EXERCISE INPUT:

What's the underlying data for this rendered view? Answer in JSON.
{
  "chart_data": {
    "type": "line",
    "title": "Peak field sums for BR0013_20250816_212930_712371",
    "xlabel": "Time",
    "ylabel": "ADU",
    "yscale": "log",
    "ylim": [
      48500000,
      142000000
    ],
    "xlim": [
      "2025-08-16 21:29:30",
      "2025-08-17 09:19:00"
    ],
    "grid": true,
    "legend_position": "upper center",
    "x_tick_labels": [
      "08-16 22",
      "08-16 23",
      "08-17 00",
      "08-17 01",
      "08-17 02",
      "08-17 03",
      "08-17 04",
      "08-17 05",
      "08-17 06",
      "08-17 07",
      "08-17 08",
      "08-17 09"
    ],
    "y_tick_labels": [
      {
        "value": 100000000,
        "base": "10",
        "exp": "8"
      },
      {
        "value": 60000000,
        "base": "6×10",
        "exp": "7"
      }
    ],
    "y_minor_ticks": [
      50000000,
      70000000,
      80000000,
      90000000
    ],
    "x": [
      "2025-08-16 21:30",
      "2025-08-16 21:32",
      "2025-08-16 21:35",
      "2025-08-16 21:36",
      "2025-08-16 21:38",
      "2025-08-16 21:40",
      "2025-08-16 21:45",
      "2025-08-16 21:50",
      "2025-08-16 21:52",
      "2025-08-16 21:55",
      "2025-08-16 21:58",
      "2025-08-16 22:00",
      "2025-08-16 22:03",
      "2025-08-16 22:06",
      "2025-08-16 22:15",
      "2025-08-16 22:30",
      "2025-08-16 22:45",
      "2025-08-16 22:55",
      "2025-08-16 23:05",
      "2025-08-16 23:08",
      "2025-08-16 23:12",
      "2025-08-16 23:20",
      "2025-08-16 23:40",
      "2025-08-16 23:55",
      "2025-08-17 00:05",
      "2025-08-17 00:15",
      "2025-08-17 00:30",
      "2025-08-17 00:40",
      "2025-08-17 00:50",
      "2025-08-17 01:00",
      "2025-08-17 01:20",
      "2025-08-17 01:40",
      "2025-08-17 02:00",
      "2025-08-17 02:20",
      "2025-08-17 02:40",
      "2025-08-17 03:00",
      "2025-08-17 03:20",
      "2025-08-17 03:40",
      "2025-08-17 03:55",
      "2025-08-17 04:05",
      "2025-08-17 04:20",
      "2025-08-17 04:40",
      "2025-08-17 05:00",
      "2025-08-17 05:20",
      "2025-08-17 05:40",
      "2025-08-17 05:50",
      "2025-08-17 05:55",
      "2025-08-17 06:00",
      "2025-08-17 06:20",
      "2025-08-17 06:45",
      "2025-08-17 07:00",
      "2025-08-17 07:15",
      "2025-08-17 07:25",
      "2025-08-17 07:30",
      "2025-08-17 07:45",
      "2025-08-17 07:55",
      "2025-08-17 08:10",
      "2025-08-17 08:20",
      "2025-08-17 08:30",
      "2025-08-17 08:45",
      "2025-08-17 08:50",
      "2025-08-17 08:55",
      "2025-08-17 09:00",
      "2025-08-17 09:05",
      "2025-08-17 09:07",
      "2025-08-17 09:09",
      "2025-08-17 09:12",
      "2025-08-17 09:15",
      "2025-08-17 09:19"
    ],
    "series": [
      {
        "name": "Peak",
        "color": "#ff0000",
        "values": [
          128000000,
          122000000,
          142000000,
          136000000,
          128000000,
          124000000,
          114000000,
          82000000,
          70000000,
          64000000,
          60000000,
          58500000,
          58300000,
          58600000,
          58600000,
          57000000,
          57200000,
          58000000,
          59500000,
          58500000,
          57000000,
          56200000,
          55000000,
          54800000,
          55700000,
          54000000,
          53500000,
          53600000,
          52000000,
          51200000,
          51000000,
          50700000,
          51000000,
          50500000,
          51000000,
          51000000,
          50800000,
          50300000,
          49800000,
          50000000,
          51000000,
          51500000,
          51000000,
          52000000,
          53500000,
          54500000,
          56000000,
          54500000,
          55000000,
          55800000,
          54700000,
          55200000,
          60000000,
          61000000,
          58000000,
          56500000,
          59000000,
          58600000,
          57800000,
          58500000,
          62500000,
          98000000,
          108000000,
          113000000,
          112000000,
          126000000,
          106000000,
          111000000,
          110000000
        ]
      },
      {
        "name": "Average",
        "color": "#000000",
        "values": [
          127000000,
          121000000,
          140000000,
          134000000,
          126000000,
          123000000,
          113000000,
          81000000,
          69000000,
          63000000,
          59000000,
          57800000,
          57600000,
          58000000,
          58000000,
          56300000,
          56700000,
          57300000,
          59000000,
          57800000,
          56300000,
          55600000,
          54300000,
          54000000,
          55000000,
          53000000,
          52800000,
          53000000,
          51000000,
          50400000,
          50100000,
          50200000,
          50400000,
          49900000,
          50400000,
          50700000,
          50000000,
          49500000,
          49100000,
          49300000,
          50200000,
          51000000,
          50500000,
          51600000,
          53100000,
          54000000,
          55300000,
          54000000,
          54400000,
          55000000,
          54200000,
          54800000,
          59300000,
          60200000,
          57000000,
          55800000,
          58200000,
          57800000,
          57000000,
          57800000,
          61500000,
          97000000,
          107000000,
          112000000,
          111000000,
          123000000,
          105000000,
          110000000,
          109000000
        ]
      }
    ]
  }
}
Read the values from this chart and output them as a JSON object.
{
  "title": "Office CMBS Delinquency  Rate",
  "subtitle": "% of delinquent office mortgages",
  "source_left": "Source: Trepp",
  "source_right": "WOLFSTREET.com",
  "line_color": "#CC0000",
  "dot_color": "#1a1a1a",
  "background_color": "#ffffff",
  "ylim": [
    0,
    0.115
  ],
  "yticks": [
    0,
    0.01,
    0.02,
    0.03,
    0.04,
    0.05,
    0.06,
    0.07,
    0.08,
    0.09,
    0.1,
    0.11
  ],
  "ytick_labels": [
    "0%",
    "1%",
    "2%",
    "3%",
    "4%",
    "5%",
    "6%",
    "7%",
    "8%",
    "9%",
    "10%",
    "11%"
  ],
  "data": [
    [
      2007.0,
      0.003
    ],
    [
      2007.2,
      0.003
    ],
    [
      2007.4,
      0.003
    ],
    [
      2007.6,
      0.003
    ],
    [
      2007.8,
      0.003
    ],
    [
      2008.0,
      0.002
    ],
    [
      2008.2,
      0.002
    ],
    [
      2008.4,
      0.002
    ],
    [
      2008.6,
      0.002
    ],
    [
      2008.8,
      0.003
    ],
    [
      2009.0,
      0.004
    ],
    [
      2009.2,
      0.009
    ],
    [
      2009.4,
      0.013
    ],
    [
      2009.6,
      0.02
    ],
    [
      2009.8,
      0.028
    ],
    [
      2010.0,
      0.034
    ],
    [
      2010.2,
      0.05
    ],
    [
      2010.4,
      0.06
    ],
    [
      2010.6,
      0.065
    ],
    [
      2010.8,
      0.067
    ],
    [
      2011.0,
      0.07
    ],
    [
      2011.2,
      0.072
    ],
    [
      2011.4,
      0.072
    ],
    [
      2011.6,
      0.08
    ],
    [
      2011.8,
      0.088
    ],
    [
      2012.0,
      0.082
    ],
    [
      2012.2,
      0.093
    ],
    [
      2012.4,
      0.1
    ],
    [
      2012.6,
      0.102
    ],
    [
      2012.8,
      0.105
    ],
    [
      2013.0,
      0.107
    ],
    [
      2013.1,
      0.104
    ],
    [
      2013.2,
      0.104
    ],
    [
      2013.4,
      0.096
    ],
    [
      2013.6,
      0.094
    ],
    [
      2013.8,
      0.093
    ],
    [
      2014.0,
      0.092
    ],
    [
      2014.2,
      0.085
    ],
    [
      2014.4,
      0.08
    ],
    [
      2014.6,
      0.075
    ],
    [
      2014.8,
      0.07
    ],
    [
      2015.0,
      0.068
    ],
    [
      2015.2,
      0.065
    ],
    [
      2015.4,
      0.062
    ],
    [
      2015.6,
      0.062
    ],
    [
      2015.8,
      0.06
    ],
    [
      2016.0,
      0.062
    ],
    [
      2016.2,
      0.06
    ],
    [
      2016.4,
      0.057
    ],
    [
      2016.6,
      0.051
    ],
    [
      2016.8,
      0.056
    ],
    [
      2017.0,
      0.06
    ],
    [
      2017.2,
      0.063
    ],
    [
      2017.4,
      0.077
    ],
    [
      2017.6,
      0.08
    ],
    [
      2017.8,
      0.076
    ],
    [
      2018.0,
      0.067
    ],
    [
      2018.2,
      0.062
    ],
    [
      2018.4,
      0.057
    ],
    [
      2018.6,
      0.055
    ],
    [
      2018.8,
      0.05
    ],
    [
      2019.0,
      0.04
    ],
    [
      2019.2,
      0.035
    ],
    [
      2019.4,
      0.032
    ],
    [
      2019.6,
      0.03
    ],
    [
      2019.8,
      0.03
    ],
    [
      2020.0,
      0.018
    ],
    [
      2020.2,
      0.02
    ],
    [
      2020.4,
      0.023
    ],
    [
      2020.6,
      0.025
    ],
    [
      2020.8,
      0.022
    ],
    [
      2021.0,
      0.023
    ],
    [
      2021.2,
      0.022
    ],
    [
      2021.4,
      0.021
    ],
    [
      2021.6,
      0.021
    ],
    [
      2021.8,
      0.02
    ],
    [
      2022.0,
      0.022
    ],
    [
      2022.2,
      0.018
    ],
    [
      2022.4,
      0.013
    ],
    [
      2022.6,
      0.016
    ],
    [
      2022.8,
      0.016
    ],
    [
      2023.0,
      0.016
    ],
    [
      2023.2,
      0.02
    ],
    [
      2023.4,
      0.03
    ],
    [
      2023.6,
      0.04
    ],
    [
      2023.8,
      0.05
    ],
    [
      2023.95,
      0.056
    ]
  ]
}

GIVEN PROBLEM:
In the entries above, some lines may contain the string "this"; report how many, without additional comment.

EXERCISE ANSWER:
2